(Dataset rows)
○ ○ ○ ○

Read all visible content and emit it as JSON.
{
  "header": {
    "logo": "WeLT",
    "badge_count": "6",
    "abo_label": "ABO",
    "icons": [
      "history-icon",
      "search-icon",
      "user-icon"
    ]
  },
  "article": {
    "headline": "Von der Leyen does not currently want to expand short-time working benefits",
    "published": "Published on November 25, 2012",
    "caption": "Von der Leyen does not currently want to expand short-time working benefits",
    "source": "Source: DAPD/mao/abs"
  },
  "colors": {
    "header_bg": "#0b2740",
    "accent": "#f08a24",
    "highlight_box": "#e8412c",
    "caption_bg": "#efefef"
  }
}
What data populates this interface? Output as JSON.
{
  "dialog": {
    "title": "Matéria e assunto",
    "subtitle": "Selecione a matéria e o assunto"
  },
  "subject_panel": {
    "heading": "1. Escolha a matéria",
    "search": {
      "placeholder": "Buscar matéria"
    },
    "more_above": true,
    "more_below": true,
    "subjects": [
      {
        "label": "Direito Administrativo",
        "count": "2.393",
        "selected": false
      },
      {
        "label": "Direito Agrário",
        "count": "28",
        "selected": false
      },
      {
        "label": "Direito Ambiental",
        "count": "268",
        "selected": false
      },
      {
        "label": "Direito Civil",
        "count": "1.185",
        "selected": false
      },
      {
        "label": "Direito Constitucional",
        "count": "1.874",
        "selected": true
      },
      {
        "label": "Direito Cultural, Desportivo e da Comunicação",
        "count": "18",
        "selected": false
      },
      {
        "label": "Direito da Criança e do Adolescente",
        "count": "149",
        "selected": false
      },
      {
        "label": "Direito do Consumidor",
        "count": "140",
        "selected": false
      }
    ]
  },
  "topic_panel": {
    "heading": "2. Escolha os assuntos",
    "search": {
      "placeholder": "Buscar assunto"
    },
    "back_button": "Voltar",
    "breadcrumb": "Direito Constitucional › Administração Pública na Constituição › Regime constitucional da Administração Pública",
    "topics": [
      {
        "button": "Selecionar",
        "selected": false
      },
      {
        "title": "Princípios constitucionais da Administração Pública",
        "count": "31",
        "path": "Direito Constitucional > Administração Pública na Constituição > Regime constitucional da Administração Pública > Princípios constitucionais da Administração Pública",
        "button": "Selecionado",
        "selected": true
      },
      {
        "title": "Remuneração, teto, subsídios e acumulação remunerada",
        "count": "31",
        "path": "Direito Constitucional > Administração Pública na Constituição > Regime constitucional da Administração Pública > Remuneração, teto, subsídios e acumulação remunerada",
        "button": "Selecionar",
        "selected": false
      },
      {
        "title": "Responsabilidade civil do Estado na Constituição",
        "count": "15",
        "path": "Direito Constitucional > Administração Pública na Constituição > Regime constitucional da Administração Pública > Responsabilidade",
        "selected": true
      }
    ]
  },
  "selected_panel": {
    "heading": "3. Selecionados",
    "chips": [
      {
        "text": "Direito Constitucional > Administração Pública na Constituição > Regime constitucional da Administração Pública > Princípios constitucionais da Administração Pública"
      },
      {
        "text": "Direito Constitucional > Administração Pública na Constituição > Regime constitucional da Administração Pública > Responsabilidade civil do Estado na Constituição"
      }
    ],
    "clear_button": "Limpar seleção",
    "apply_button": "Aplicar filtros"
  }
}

○ ○ ○ ○

▶ _What is asked_
Set every line of the listing down word for word.

▶ _Solution for this exercise_
Read all visible content and emit it as JSON.
{
  "header": {
    "logo": "WeLT",
    "badge_count": "6",
    "abo_label": "ABO",
    "icons": [
      "history-icon",
      "search-icon",
      "user-icon"
    ]
  },
  "article": {
    "headline": "Von der Leyen does not currently want to expand short-time working benefits",
    "published": "Published on November 25, 2012",
    "caption": "Von der Leyen does not currently want to expand short-time working benefits",
    "source": "Source: DAPD/mao/abs"
  },
  "colors": {
    "header_bg": "#0b2740",
    "accent": "#f08a24",
    "highlight_box": "#e8412c",
    "caption_bg": "#efefef"
  }
}
What data populates this interface? Output as JSON.
{
  "dialog": {
    "title": "Matéria e assunto",
    "subtitle": "Selecione a matéria e o assunto"
  },
  "subject_panel": {
    "heading": "1. Escolha a matéria",
    "search": {
      "placeholder": "Buscar matéria"
    },
    "more_above": true,
    "more_below": true,
    "subjects": [
      {
        "label": "Direito Administrativo",
        "count": "2.393",
        "selected": false
      },
      {
        "label": "Direito Agrário",
        "count": "28",
        "selected": false
      },
      {
        "label": "Direito Ambiental",
        "count": "268",
        "selected": false
      },
      {
        "label": "Direito Civil",
        "count": "1.185",
        "selected": false
      },
      {
        "label": "Direito Constitucional",
        "count": "1.874",
        "selected": true
      },
      {
        "label": "Direito Cultural, Desportivo e da Comunicação",
        "count": "18",
        "selected": false
      },
      {
        "label": "Direito da Criança e do Adolescente",
        "count": "149",
        "selected": false
      },
      {
        "label": "Direito do Consumidor",
        "count": "140",
        "selected": false
      }
    ]
  },
  "topic_panel": {
    "heading": "2. Escolha os assuntos",
    "search": {
      "placeholder": "Buscar assunto"
    },
    "back_button": "Voltar",
    "breadcrumb": "Direito Constitucional › Administração Pública na Constituição › Regime constitucional da Administração Pública",
    "topics": [
      {
        "button": "Selecionar",
        "selected": false
      },
      {
        "title": "Princípios constitucionais da Administração Pública",
        "count": "31",
        "path": "Direito Constitucional > Administração Pública na Constituição > Regime constitucional da Administração Pública > Princípios constitucionais da Administração Pública",
        "button": "Selecionado",
        "selected": true
      },
      {
        "title": "Remuneração, teto, subsídios e acumulação remunerada",
        "count": "31",
        "path": "Direito Constitucional > Administração Pública na Constituição > Regime constitucional da Administração Pública > Remuneração, teto, subsídios e acumulação remunerada",
        "button": "Selecionar",
        "selected": false
      },
      {
        "title": "Responsabilidade civil do Estado na Constituição",
        "count": "15",
        "path": "Direito Constitucional > Administração Pública na Constituição > Regime constitucional da Administração Pública > Responsabilidade",
        "selected": true
      }
    ]
  },
  "selected_panel": {
    "heading": "3. Selecionados",
    "chips": [
      {
        "text": "Direito Constitucional > Administração Pública na Constituição > Regime constitucional da Administração Pública > Princípios constitucionais da Administração Pública"
      },
      {
        "text": "Direito Constitucional > Administração Pública na Constituição > Regime constitucional da Administração Pública > Responsabilidade civil do Estado na Constituição"
      }
    ],
    "clear_button": "Limpar seleção",
    "apply_button": "Aplicar filtros"
  }
}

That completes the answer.